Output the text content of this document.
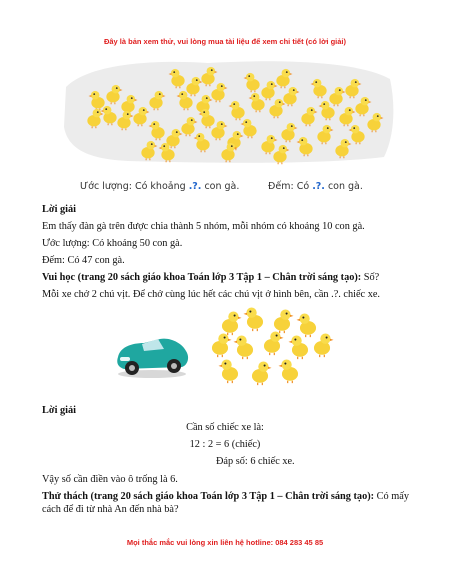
Đây là bản xem thử, vui lòng mua tài liệu để xem chi tiết (có lời giải)
Ước lượng: Có khoảng .?. con gà.	Đếm: Có .?. con gà.
Lời giải
Em thấy đàn gà trên được chia thành 5 nhóm, mỗi nhóm có khoảng 10 con gà.
Ước lượng: Có khoảng 50 con gà.
Đếm: Có 47 con gà.
Vui học (trang 20 sách giáo khoa Toán lớp 3 Tập 1 – Chân trời sáng tạo): Số?
Mỗi xe chở 2 chú vịt. Để chở cùng lúc hết các chú vịt ở hình bên, cần .?. chiếc xe.
Lời giải
Cần số chiếc xe là:
12 : 2 = 6 (chiếc)
Đáp số: 6 chiếc xe.
Vậy số cần điền vào ô trống là 6.
Thử thách (trang 20 sách giáo khoa Toán lớp 3 Tập 1 – Chân trời sáng tạo): Có mấy cách để đi từ nhà An đến nhà bà?
Mọi thắc mắc vui lòng xin liên hệ hotline: 084 283 45 85
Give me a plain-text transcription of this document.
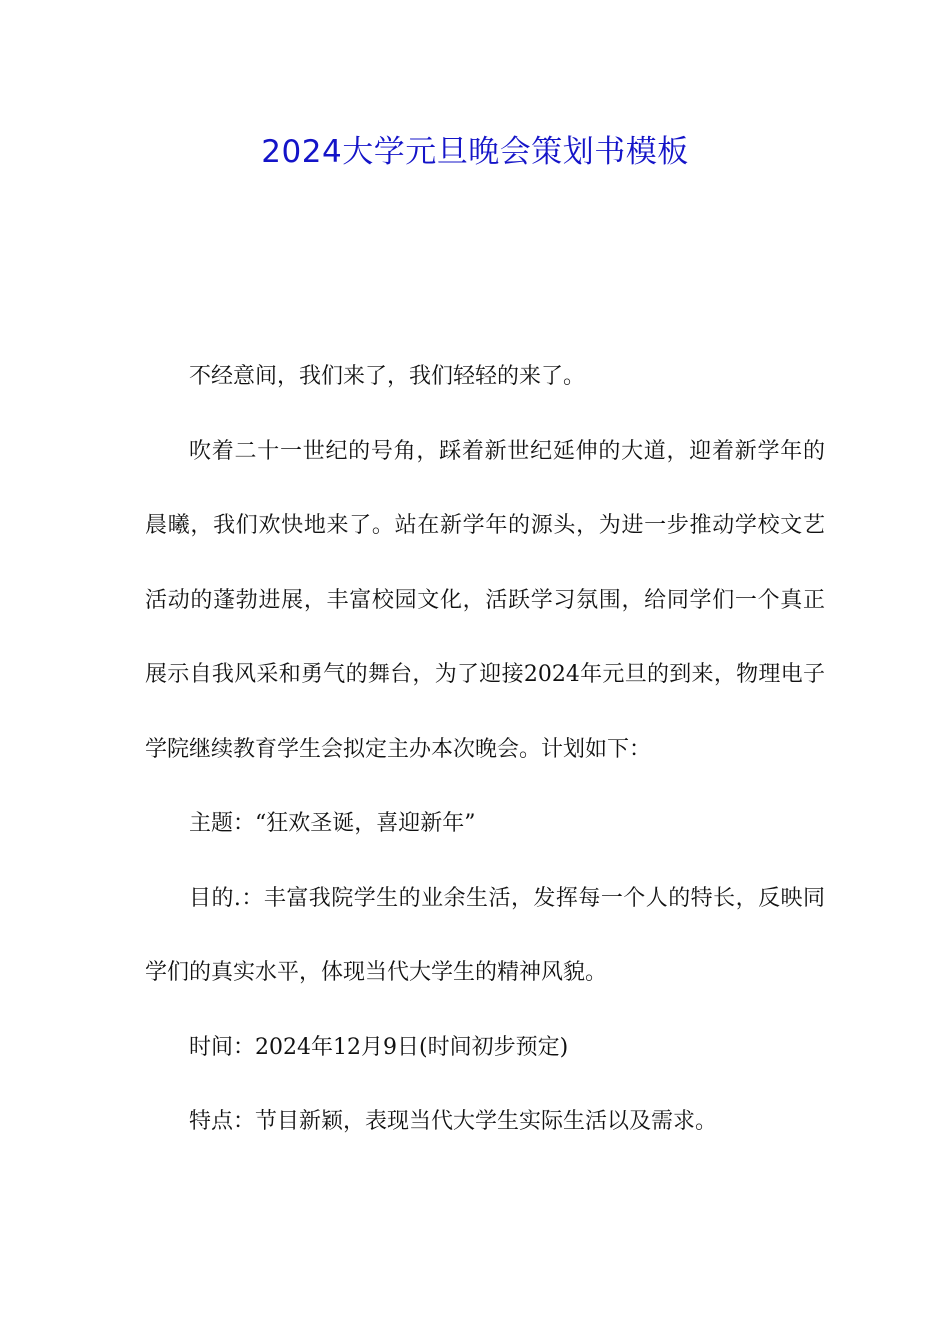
2024大学元旦晚会策划书模板

不经意间，我们来了，我们轻轻的来了。

吹着二十一世纪的号角，踩着新世纪延伸的大道，迎着新学年的晨曦，我们欢快地来了。站在新学年的源头，为进一步推动学校文艺活动的蓬勃进展，丰富校园文化，活跃学习氛围，给同学们一个真正展示自我风采和勇气的舞台，为了迎接2024年元旦的到来，物理电子学院继续教育学生会拟定主办本次晚会。计划如下：

主题：“狂欢圣诞，喜迎新年”

目的.：丰富我院学生的业余生活，发挥每一个人的特长，反映同学们的真实水平，体现当代大学生的精神风貌。

时间：2024年12月9日(时间初步预定)

特点：节目新颖，表现当代大学生实际生活以及需求。
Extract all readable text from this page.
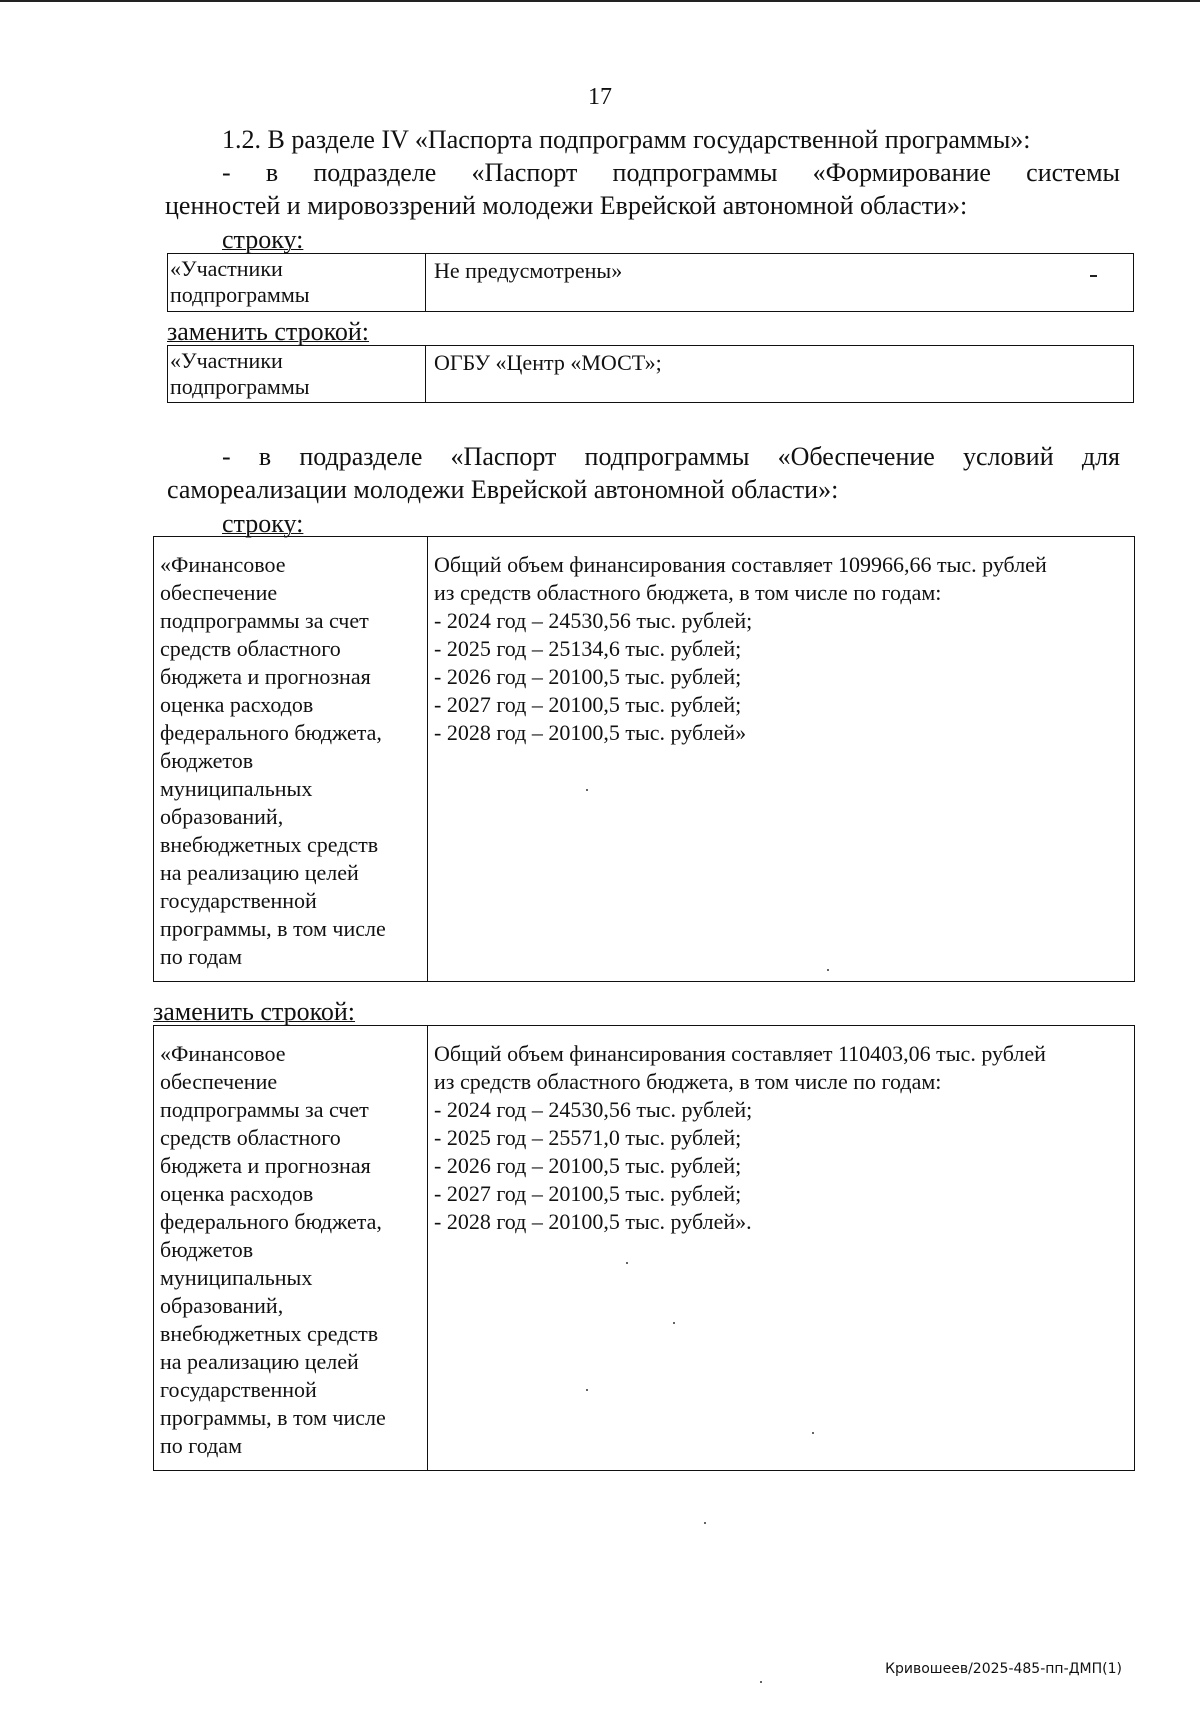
17
1.2. В разделе IV «Паспорта подпрограмм государственной программы»:
- в подразделе «Паспорт подпрограммы «Формирование системы
ценностей и мировоззрений молодежи Еврейской автономной области»:
строку:
«Участники
подпрограммы

Не предусмотрены»
заменить строкой:
«Участники
подпрограммы

ОГБУ «Центр «МОСТ»;
- в подразделе «Паспорт подпрограммы «Обеспечение условий для
самореализации молодежи Еврейской автономной области»:
строку:
«Финансовое
обеспечение
подпрограммы за счет
средств областного
бюджета и прогнозная
оценка расходов
федерального бюджета,
бюджетов
муниципальных
образований,
внебюджетных средств
на реализацию целей
государственной
программы, в том числе
по годам

Общий объем финансирования составляет 109966,66 тыс. рублей
из средств областного бюджета, в том числе по годам:
- 2024 год – 24530,56 тыс. рублей;
- 2025 год – 25134,6 тыс. рублей;
- 2026 год – 20100,5 тыс. рублей;
- 2027 год – 20100,5 тыс. рублей;
- 2028 год – 20100,5 тыс. рублей»
заменить строкой:
«Финансовое
обеспечение
подпрограммы за счет
средств областного
бюджета и прогнозная
оценка расходов
федерального бюджета,
бюджетов
муниципальных
образований,
внебюджетных средств
на реализацию целей
государственной
программы, в том числе
по годам

Общий объем финансирования составляет 110403,06 тыс. рублей
из средств областного бюджета, в том числе по годам:
- 2024 год – 24530,56 тыс. рублей;
- 2025 год – 25571,0 тыс. рублей;
- 2026 год – 20100,5 тыс. рублей;
- 2027 год – 20100,5 тыс. рублей;
- 2028 год – 20100,5 тыс. рублей».
Кривошеев/2025-485-пп-ДМП(1)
———
= WHAT THE TASK ASKS =
Check every line for "Общий" and show the ones that have it.

= FINISHED TASK =
Общий объем финансирования составляет 109966,66 тыс. рублей
Общий объем финансирования составляет 110403,06 тыс. рублей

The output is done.